Your objective
Output every entry exactly as written, skipping any pictures.

-- begin Entries --

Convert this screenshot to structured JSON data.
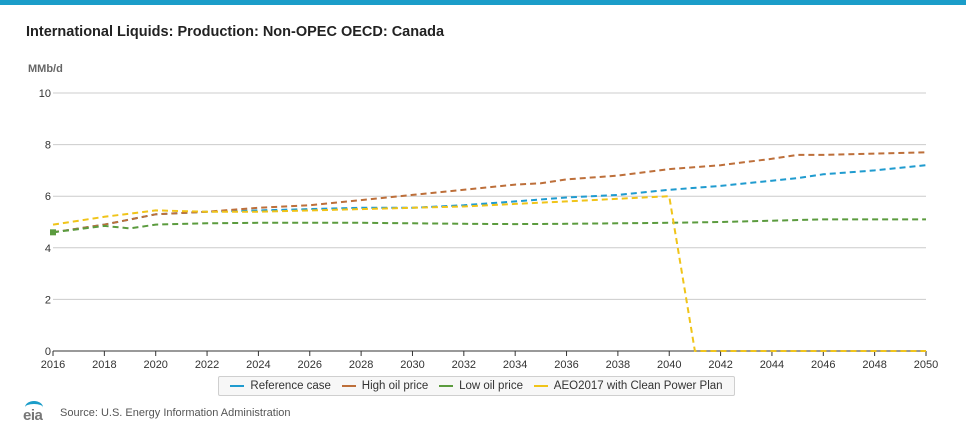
{
  "page": {
    "title": "International Liquids: Production: Non-OPEC OECD: Canada",
    "y_unit": "MMb/d",
    "source": "Source: U.S. Energy Information Administration",
    "logo_text": "eia"
  },
  "colors": {
    "accent_bar": "#1b9dc9",
    "grid": "#cccccc",
    "axis": "#333333"
  },
  "chart_data": {
    "type": "line",
    "title": "International Liquids: Production: Non-OPEC OECD: Canada",
    "ylabel": "MMb/d",
    "xlabel": "",
    "xlim": [
      2016,
      2050
    ],
    "ylim": [
      0,
      10
    ],
    "x_ticks": [
      2016,
      2018,
      2020,
      2022,
      2024,
      2026,
      2028,
      2030,
      2032,
      2034,
      2036,
      2038,
      2040,
      2042,
      2044,
      2046,
      2048,
      2050
    ],
    "y_ticks": [
      0,
      2,
      4,
      6,
      8,
      10
    ],
    "grid": true,
    "legend_position": "bottom",
    "series": [
      {
        "name": "Reference case",
        "color": "#1f9bcf",
        "points": [
          [
            2016,
            4.6
          ],
          [
            2018,
            4.9
          ],
          [
            2020,
            5.3
          ],
          [
            2022,
            5.4
          ],
          [
            2024,
            5.45
          ],
          [
            2026,
            5.5
          ],
          [
            2028,
            5.55
          ],
          [
            2030,
            5.55
          ],
          [
            2032,
            5.65
          ],
          [
            2034,
            5.8
          ],
          [
            2036,
            5.95
          ],
          [
            2038,
            6.05
          ],
          [
            2040,
            6.25
          ],
          [
            2042,
            6.4
          ],
          [
            2044,
            6.6
          ],
          [
            2045,
            6.7
          ],
          [
            2046,
            6.85
          ],
          [
            2048,
            7.0
          ],
          [
            2050,
            7.2
          ]
        ]
      },
      {
        "name": "High oil price",
        "color": "#bd6f3a",
        "points": [
          [
            2016,
            4.6
          ],
          [
            2018,
            4.9
          ],
          [
            2020,
            5.3
          ],
          [
            2022,
            5.4
          ],
          [
            2024,
            5.55
          ],
          [
            2026,
            5.65
          ],
          [
            2028,
            5.85
          ],
          [
            2030,
            6.05
          ],
          [
            2032,
            6.25
          ],
          [
            2034,
            6.45
          ],
          [
            2035,
            6.5
          ],
          [
            2036,
            6.65
          ],
          [
            2038,
            6.8
          ],
          [
            2040,
            7.05
          ],
          [
            2042,
            7.2
          ],
          [
            2044,
            7.45
          ],
          [
            2045,
            7.6
          ],
          [
            2046,
            7.6
          ],
          [
            2048,
            7.65
          ],
          [
            2050,
            7.7
          ]
        ]
      },
      {
        "name": "Low oil price",
        "color": "#5b9b3e",
        "points": [
          [
            2016,
            4.6
          ],
          [
            2018,
            4.85
          ],
          [
            2019,
            4.75
          ],
          [
            2020,
            4.9
          ],
          [
            2022,
            4.95
          ],
          [
            2024,
            4.97
          ],
          [
            2026,
            4.97
          ],
          [
            2028,
            4.97
          ],
          [
            2030,
            4.95
          ],
          [
            2032,
            4.93
          ],
          [
            2034,
            4.92
          ],
          [
            2036,
            4.93
          ],
          [
            2038,
            4.95
          ],
          [
            2040,
            4.97
          ],
          [
            2042,
            5.0
          ],
          [
            2044,
            5.05
          ],
          [
            2046,
            5.1
          ],
          [
            2048,
            5.1
          ],
          [
            2050,
            5.1
          ]
        ]
      },
      {
        "name": "AEO2017 with Clean Power Plan",
        "color": "#f0c419",
        "points": [
          [
            2016,
            4.9
          ],
          [
            2018,
            5.2
          ],
          [
            2020,
            5.45
          ],
          [
            2022,
            5.4
          ],
          [
            2024,
            5.4
          ],
          [
            2026,
            5.45
          ],
          [
            2028,
            5.5
          ],
          [
            2030,
            5.55
          ],
          [
            2032,
            5.6
          ],
          [
            2034,
            5.7
          ],
          [
            2036,
            5.8
          ],
          [
            2038,
            5.9
          ],
          [
            2040,
            6.0
          ],
          [
            2041,
            0.0
          ],
          [
            2042,
            0.0
          ],
          [
            2044,
            0.0
          ],
          [
            2046,
            0.0
          ],
          [
            2048,
            0.0
          ],
          [
            2050,
            0.0
          ]
        ]
      }
    ]
  }
}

-- end Entries --

Task response
Convert this screenshot to structured JSON data.
{
  "page": {
    "title": "International Liquids: Production: Non-OPEC OECD: Canada",
    "y_unit": "MMb/d",
    "source": "Source: U.S. Energy Information Administration",
    "logo_text": "eia"
  },
  "colors": {
    "accent_bar": "#1b9dc9",
    "grid": "#cccccc",
    "axis": "#333333"
  },
  "chart_data": {
    "type": "line",
    "title": "International Liquids: Production: Non-OPEC OECD: Canada",
    "ylabel": "MMb/d",
    "xlabel": "",
    "xlim": [
      2016,
      2050
    ],
    "ylim": [
      0,
      10
    ],
    "x_ticks": [
      2016,
      2018,
      2020,
      2022,
      2024,
      2026,
      2028,
      2030,
      2032,
      2034,
      2036,
      2038,
      2040,
      2042,
      2044,
      2046,
      2048,
      2050
    ],
    "y_ticks": [
      0,
      2,
      4,
      6,
      8,
      10
    ],
    "grid": true,
    "legend_position": "bottom",
    "series": [
      {
        "name": "Reference case",
        "color": "#1f9bcf",
        "points": [
          [
            2016,
            4.6
          ],
          [
            2018,
            4.9
          ],
          [
            2020,
            5.3
          ],
          [
            2022,
            5.4
          ],
          [
            2024,
            5.45
          ],
          [
            2026,
            5.5
          ],
          [
            2028,
            5.55
          ],
          [
            2030,
            5.55
          ],
          [
            2032,
            5.65
          ],
          [
            2034,
            5.8
          ],
          [
            2036,
            5.95
          ],
          [
            2038,
            6.05
          ],
          [
            2040,
            6.25
          ],
          [
            2042,
            6.4
          ],
          [
            2044,
            6.6
          ],
          [
            2045,
            6.7
          ],
          [
            2046,
            6.85
          ],
          [
            2048,
            7.0
          ],
          [
            2050,
            7.2
          ]
        ]
      },
      {
        "name": "High oil price",
        "color": "#bd6f3a",
        "points": [
          [
            2016,
            4.6
          ],
          [
            2018,
            4.9
          ],
          [
            2020,
            5.3
          ],
          [
            2022,
            5.4
          ],
          [
            2024,
            5.55
          ],
          [
            2026,
            5.65
          ],
          [
            2028,
            5.85
          ],
          [
            2030,
            6.05
          ],
          [
            2032,
            6.25
          ],
          [
            2034,
            6.45
          ],
          [
            2035,
            6.5
          ],
          [
            2036,
            6.65
          ],
          [
            2038,
            6.8
          ],
          [
            2040,
            7.05
          ],
          [
            2042,
            7.2
          ],
          [
            2044,
            7.45
          ],
          [
            2045,
            7.6
          ],
          [
            2046,
            7.6
          ],
          [
            2048,
            7.65
          ],
          [
            2050,
            7.7
          ]
        ]
      },
      {
        "name": "Low oil price",
        "color": "#5b9b3e",
        "points": [
          [
            2016,
            4.6
          ],
          [
            2018,
            4.85
          ],
          [
            2019,
            4.75
          ],
          [
            2020,
            4.9
          ],
          [
            2022,
            4.95
          ],
          [
            2024,
            4.97
          ],
          [
            2026,
            4.97
          ],
          [
            2028,
            4.97
          ],
          [
            2030,
            4.95
          ],
          [
            2032,
            4.93
          ],
          [
            2034,
            4.92
          ],
          [
            2036,
            4.93
          ],
          [
            2038,
            4.95
          ],
          [
            2040,
            4.97
          ],
          [
            2042,
            5.0
          ],
          [
            2044,
            5.05
          ],
          [
            2046,
            5.1
          ],
          [
            2048,
            5.1
          ],
          [
            2050,
            5.1
          ]
        ]
      },
      {
        "name": "AEO2017 with Clean Power Plan",
        "color": "#f0c419",
        "points": [
          [
            2016,
            4.9
          ],
          [
            2018,
            5.2
          ],
          [
            2020,
            5.45
          ],
          [
            2022,
            5.4
          ],
          [
            2024,
            5.4
          ],
          [
            2026,
            5.45
          ],
          [
            2028,
            5.5
          ],
          [
            2030,
            5.55
          ],
          [
            2032,
            5.6
          ],
          [
            2034,
            5.7
          ],
          [
            2036,
            5.8
          ],
          [
            2038,
            5.9
          ],
          [
            2040,
            6.0
          ],
          [
            2041,
            0.0
          ],
          [
            2042,
            0.0
          ],
          [
            2044,
            0.0
          ],
          [
            2046,
            0.0
          ],
          [
            2048,
            0.0
          ],
          [
            2050,
            0.0
          ]
        ]
      }
    ]
  }
}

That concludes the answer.